┌─ Dataset content

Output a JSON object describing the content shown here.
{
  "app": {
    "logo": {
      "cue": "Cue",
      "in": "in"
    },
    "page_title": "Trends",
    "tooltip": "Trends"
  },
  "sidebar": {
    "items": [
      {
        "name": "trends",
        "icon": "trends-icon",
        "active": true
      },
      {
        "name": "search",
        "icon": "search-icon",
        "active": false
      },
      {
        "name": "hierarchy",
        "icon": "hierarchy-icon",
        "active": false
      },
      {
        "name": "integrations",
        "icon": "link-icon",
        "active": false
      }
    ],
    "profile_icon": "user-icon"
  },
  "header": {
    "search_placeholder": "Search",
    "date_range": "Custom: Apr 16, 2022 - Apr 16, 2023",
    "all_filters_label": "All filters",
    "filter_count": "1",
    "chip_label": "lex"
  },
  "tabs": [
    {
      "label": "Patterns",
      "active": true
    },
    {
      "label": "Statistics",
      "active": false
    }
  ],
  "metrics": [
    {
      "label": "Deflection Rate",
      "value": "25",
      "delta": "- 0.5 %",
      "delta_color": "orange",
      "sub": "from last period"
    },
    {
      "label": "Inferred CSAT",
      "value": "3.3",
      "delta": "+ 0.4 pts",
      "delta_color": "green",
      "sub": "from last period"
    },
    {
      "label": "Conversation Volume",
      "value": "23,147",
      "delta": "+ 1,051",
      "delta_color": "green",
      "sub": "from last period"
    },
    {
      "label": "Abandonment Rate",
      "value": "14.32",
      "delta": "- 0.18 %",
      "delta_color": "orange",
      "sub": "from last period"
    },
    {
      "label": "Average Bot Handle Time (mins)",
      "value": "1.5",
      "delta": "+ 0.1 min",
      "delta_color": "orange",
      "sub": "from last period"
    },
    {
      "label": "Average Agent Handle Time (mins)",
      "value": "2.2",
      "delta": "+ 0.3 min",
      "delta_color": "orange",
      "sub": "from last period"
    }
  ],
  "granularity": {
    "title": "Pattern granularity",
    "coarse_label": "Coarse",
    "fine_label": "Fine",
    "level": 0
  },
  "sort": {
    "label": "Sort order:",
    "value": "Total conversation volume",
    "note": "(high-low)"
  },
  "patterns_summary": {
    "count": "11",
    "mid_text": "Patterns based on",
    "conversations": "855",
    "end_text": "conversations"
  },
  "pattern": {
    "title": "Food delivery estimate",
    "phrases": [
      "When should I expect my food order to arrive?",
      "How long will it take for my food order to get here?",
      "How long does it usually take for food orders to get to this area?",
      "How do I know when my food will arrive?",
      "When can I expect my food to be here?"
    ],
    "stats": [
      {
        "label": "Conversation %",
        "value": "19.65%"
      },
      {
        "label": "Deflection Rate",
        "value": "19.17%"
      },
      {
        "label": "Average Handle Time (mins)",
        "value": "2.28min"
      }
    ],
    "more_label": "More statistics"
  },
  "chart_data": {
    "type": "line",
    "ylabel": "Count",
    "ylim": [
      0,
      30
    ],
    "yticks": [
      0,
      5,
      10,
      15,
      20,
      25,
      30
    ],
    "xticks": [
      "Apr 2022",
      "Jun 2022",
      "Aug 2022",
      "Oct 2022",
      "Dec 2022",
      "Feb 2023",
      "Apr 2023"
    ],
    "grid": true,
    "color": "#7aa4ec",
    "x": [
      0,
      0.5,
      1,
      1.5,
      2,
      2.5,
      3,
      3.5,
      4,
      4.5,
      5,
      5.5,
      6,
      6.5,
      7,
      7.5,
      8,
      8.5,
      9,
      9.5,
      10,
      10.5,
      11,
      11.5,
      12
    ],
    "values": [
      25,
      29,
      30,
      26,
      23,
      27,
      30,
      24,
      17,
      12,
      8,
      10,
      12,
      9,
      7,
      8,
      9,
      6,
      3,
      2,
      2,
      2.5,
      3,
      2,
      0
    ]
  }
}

└─

■ Set problem ■
Search the records above for the string "Rate". Copy every line that contains it.

■ Written solution ■
      "label": "Deflection Rate",
      "label": "Abandonment Rate",
        "label": "Deflection Rate",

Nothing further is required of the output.